What you will do
Retype the complete listing exactly as it appears.

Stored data
◆ ◆ ◆ ◆ ◆

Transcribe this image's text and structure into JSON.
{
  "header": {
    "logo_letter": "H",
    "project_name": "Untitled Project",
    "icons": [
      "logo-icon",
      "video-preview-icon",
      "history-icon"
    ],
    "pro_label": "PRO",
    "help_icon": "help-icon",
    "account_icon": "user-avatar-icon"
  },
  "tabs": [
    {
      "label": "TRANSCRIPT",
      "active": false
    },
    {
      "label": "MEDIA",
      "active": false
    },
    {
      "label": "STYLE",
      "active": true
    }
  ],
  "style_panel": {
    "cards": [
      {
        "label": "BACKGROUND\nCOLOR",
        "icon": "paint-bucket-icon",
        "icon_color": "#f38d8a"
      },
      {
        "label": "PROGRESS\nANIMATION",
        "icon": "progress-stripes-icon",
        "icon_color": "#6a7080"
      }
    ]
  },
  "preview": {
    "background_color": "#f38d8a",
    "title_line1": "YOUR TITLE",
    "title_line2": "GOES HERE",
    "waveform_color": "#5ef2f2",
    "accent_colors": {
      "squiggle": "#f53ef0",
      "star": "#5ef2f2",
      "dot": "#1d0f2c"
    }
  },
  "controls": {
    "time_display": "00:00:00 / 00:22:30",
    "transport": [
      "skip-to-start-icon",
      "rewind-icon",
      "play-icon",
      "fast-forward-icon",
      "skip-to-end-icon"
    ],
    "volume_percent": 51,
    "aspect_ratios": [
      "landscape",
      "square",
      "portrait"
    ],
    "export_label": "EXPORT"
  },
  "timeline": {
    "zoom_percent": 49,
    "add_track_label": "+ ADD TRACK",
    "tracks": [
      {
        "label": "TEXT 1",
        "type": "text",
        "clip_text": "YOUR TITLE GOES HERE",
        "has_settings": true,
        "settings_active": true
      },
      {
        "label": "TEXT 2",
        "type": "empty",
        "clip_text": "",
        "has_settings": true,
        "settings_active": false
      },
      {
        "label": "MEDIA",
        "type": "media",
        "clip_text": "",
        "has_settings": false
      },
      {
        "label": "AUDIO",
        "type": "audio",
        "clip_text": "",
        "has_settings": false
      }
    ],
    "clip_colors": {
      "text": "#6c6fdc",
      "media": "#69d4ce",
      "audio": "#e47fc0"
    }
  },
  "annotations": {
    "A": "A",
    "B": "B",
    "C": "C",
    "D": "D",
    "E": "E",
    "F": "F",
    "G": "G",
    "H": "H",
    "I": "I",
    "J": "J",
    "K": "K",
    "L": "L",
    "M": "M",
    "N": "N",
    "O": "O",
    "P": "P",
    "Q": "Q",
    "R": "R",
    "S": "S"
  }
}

◆ ◆ ◆ ◆ ◆

Finished exercise
Transcribe this image's text and structure into JSON.
{
  "header": {
    "logo_letter": "H",
    "project_name": "Untitled Project",
    "icons": [
      "logo-icon",
      "video-preview-icon",
      "history-icon"
    ],
    "pro_label": "PRO",
    "help_icon": "help-icon",
    "account_icon": "user-avatar-icon"
  },
  "tabs": [
    {
      "label": "TRANSCRIPT",
      "active": false
    },
    {
      "label": "MEDIA",
      "active": false
    },
    {
      "label": "STYLE",
      "active": true
    }
  ],
  "style_panel": {
    "cards": [
      {
        "label": "BACKGROUND\nCOLOR",
        "icon": "paint-bucket-icon",
        "icon_color": "#f38d8a"
      },
      {
        "label": "PROGRESS\nANIMATION",
        "icon": "progress-stripes-icon",
        "icon_color": "#6a7080"
      }
    ]
  },
  "preview": {
    "background_color": "#f38d8a",
    "title_line1": "YOUR TITLE",
    "title_line2": "GOES HERE",
    "waveform_color": "#5ef2f2",
    "accent_colors": {
      "squiggle": "#f53ef0",
      "star": "#5ef2f2",
      "dot": "#1d0f2c"
    }
  },
  "controls": {
    "time_display": "00:00:00 / 00:22:30",
    "transport": [
      "skip-to-start-icon",
      "rewind-icon",
      "play-icon",
      "fast-forward-icon",
      "skip-to-end-icon"
    ],
    "volume_percent": 51,
    "aspect_ratios": [
      "landscape",
      "square",
      "portrait"
    ],
    "export_label": "EXPORT"
  },
  "timeline": {
    "zoom_percent": 49,
    "add_track_label": "+ ADD TRACK",
    "tracks": [
      {
        "label": "TEXT 1",
        "type": "text",
        "clip_text": "YOUR TITLE GOES HERE",
        "has_settings": true,
        "settings_active": true
      },
      {
        "label": "TEXT 2",
        "type": "empty",
        "clip_text": "",
        "has_settings": true,
        "settings_active": false
      },
      {
        "label": "MEDIA",
        "type": "media",
        "clip_text": "",
        "has_settings": false
      },
      {
        "label": "AUDIO",
        "type": "audio",
        "clip_text": "",
        "has_settings": false
      }
    ],
    "clip_colors": {
      "text": "#6c6fdc",
      "media": "#69d4ce",
      "audio": "#e47fc0"
    }
  },
  "annotations": {
    "A": "A",
    "B": "B",
    "C": "C",
    "D": "D",
    "E": "E",
    "F": "F",
    "G": "G",
    "H": "H",
    "I": "I",
    "J": "J",
    "K": "K",
    "L": "L",
    "M": "M",
    "N": "N",
    "O": "O",
    "P": "P",
    "Q": "Q",
    "R": "R",
    "S": "S"
  }
}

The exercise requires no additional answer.